* START Records *

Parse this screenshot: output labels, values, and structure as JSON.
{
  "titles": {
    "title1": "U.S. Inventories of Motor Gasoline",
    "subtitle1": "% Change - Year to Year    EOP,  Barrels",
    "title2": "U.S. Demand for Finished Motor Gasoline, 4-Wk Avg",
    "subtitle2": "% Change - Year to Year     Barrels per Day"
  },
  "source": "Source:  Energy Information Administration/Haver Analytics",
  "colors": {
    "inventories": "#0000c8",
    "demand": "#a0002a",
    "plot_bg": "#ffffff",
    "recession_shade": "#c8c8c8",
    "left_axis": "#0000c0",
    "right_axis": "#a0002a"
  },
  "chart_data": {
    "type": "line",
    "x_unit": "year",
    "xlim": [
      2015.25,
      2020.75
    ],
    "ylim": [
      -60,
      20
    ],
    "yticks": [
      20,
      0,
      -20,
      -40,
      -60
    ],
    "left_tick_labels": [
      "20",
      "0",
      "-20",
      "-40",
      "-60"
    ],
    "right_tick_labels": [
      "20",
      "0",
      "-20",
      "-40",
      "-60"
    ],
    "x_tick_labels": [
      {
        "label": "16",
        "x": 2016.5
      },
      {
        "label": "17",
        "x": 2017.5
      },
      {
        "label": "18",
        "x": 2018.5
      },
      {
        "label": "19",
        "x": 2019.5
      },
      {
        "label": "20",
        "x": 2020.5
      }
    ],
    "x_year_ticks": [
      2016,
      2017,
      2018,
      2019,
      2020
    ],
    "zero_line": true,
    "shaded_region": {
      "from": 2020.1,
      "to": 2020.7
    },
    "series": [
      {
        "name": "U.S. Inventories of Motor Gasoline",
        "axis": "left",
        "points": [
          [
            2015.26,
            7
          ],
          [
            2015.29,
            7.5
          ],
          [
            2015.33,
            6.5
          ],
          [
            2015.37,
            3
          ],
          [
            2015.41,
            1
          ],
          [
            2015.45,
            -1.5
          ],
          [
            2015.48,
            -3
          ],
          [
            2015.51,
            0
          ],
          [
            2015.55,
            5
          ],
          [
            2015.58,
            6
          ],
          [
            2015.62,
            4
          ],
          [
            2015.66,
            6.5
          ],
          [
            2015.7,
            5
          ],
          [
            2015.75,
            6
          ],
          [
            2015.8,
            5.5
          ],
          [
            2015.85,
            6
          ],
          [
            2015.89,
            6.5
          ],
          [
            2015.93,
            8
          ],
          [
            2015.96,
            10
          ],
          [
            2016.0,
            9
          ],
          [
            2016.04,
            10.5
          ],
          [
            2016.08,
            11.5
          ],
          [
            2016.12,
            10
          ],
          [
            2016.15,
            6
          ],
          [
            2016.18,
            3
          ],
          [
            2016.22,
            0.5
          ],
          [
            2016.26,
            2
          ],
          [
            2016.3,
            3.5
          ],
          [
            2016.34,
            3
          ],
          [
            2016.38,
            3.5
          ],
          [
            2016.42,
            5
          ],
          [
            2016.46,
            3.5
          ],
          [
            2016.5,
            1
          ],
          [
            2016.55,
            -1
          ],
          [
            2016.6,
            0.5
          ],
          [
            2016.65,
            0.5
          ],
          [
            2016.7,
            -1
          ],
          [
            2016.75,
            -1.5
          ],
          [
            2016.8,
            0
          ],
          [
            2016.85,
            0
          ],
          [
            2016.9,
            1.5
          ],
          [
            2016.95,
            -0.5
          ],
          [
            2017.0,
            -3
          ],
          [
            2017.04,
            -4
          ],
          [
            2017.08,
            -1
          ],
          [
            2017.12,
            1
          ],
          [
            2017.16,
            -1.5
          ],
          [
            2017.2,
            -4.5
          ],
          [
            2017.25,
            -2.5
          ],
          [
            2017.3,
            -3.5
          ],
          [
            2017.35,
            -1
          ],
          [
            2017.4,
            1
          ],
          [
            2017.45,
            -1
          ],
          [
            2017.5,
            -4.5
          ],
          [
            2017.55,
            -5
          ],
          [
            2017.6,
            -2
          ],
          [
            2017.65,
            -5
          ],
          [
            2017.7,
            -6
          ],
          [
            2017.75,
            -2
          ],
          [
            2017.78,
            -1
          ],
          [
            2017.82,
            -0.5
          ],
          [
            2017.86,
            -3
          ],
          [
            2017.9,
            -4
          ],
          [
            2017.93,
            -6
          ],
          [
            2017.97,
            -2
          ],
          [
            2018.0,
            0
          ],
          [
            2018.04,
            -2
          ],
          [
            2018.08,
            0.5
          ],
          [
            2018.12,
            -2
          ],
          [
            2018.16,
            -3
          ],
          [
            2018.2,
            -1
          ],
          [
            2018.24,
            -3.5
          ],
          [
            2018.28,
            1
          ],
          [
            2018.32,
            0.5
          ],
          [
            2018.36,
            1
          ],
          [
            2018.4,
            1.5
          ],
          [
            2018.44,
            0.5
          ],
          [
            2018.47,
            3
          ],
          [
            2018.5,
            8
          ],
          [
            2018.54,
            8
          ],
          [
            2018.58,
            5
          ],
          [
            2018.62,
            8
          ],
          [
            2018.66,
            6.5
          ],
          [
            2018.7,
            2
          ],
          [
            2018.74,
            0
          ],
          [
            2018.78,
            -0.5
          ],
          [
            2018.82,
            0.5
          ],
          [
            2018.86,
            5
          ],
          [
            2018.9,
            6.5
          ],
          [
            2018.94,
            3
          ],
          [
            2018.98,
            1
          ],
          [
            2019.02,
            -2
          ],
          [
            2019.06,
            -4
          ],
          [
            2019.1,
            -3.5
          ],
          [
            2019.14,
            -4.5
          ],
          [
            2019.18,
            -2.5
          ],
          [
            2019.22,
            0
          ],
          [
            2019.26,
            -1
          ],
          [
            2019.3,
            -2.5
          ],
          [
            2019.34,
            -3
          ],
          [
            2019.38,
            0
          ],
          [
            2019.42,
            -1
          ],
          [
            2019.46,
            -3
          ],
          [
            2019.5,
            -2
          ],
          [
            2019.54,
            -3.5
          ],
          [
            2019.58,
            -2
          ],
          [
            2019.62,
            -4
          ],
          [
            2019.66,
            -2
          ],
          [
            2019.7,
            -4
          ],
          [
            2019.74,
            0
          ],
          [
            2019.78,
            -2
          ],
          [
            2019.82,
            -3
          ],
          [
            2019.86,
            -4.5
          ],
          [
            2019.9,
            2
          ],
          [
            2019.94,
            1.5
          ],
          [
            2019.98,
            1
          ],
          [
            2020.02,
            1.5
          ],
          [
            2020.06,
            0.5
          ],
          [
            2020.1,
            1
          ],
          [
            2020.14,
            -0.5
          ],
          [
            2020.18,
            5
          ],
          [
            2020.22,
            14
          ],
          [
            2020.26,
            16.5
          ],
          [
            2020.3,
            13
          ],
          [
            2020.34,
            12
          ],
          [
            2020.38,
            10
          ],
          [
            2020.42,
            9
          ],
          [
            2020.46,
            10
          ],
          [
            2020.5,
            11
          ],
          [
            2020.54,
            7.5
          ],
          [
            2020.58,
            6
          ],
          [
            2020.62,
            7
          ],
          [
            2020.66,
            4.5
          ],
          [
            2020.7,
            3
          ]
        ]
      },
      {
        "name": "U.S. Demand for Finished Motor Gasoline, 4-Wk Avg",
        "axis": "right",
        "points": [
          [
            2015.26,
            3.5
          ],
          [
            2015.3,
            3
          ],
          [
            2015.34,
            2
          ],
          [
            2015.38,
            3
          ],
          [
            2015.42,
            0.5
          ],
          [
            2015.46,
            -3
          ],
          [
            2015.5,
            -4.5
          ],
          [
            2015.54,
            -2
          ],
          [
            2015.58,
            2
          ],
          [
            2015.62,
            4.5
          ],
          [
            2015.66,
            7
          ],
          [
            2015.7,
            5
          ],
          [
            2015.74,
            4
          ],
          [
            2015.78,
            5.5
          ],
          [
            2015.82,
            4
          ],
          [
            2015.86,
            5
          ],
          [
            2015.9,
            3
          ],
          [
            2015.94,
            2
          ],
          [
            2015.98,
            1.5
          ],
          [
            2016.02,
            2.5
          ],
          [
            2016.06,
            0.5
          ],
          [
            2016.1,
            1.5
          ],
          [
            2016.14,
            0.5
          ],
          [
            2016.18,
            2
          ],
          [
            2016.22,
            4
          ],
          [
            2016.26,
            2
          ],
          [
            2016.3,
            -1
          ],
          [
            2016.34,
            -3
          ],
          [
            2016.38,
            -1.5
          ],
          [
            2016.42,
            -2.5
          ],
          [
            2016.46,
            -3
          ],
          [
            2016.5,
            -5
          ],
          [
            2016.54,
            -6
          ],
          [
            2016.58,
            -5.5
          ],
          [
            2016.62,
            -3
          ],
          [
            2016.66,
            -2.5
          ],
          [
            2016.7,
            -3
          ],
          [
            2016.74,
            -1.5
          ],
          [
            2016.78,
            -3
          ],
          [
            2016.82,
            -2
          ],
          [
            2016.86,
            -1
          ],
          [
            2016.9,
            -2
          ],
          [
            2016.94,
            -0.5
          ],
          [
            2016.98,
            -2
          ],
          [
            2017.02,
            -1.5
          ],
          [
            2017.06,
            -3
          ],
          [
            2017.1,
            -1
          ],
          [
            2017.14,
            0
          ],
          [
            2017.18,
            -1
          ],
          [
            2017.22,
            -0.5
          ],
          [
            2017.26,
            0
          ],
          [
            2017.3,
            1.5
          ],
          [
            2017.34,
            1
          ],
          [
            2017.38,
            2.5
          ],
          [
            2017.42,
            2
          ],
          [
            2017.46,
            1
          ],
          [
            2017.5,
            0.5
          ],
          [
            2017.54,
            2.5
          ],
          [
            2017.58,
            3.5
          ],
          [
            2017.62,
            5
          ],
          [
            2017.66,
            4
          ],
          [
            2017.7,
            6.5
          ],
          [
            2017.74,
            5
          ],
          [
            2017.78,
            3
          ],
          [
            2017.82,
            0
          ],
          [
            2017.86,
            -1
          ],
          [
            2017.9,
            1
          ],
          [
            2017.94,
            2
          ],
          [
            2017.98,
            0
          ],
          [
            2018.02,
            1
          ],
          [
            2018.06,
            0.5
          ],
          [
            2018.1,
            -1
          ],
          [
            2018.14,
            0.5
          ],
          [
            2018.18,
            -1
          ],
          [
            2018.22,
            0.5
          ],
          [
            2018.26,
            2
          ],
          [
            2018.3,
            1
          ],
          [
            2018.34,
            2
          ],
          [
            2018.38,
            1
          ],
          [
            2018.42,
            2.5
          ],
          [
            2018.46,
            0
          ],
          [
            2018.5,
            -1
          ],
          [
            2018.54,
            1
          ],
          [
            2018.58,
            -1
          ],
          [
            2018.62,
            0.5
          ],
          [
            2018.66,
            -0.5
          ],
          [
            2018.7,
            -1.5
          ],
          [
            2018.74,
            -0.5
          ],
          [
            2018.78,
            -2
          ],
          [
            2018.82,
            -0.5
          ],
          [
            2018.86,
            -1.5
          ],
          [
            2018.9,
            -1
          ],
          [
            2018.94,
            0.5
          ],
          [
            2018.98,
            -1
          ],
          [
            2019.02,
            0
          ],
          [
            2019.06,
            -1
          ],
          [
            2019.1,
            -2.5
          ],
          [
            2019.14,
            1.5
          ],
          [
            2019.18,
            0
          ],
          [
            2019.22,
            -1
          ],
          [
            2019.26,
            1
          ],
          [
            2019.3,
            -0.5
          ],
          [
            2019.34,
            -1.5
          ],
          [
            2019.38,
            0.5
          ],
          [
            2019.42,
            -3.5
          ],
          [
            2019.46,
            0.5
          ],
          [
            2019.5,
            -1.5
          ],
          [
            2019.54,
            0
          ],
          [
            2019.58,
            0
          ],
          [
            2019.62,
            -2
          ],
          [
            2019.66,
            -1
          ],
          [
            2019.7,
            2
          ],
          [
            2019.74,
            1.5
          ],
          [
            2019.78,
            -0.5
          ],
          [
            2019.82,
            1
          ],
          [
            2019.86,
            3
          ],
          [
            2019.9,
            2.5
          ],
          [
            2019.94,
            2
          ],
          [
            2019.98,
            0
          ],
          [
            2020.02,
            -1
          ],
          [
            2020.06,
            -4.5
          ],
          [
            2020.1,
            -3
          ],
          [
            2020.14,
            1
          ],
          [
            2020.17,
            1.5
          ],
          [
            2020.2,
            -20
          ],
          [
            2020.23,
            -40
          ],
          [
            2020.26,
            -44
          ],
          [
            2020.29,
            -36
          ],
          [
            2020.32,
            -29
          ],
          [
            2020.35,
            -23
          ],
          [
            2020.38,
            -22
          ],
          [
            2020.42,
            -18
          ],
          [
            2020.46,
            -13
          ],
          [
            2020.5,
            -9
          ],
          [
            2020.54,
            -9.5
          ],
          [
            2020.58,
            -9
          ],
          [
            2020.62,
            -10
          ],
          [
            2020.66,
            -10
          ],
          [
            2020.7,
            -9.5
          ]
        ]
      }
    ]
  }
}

* END Records *

Exercise details:
Make a list of all lines in the data that contain "Change".

Exercise answer:
    "subtitle1": "% Change - Year to Year    EOP,  Barrels",
    "subtitle2": "% Change - Year to Year     Barrels per Day"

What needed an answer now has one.